INSTRUCTIONS FOR THE TASK >>
Return all lines in the material below that contain "label".

SUPPLIED MATERIAL >>
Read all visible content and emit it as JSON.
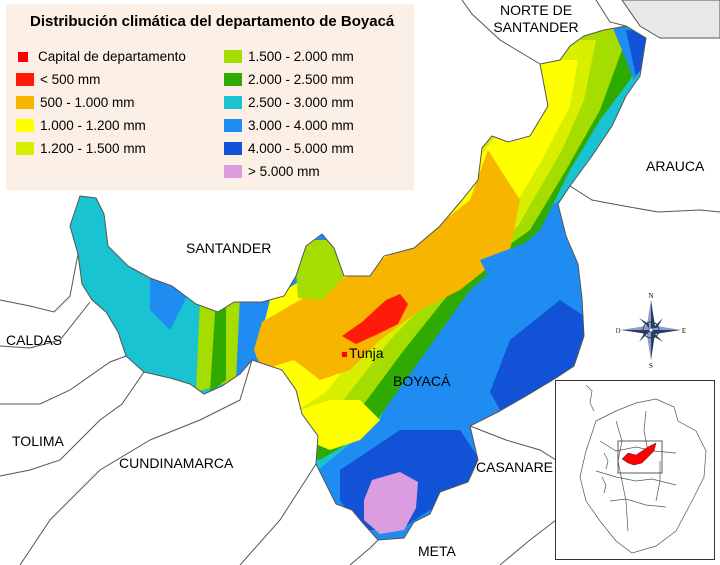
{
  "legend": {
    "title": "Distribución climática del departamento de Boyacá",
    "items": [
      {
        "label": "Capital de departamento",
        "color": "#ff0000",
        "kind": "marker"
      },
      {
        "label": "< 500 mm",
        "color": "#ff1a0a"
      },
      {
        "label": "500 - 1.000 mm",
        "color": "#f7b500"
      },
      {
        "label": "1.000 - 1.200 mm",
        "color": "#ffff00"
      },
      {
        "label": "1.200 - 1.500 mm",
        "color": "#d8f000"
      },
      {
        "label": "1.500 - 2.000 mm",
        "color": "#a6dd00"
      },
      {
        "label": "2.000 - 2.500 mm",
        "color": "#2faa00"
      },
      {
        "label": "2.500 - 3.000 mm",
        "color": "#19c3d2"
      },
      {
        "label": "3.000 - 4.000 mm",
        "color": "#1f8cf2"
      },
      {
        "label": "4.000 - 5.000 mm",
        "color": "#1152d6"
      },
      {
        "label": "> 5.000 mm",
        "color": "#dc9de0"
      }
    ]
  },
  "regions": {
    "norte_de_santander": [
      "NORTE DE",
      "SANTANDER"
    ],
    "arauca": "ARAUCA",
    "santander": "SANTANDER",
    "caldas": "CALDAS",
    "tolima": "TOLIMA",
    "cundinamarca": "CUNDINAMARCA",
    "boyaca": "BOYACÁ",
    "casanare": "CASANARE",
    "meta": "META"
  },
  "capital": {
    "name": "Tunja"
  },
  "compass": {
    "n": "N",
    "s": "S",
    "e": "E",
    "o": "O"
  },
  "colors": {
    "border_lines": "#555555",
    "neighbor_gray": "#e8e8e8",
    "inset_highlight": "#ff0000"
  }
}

RESULT OF THE TASK >>
        "label": "Capital de departamento",
        "label": "< 500 mm",
        "label": "500 - 1.000 mm",
        "label": "1.000 - 1.200 mm",
        "label": "1.200 - 1.500 mm",
        "label": "1.500 - 2.000 mm",
        "label": "2.000 - 2.500 mm",
        "label": "2.500 - 3.000 mm",
        "label": "3.000 - 4.000 mm",
        "label": "4.000 - 5.000 mm",
        "label": "> 5.000 mm",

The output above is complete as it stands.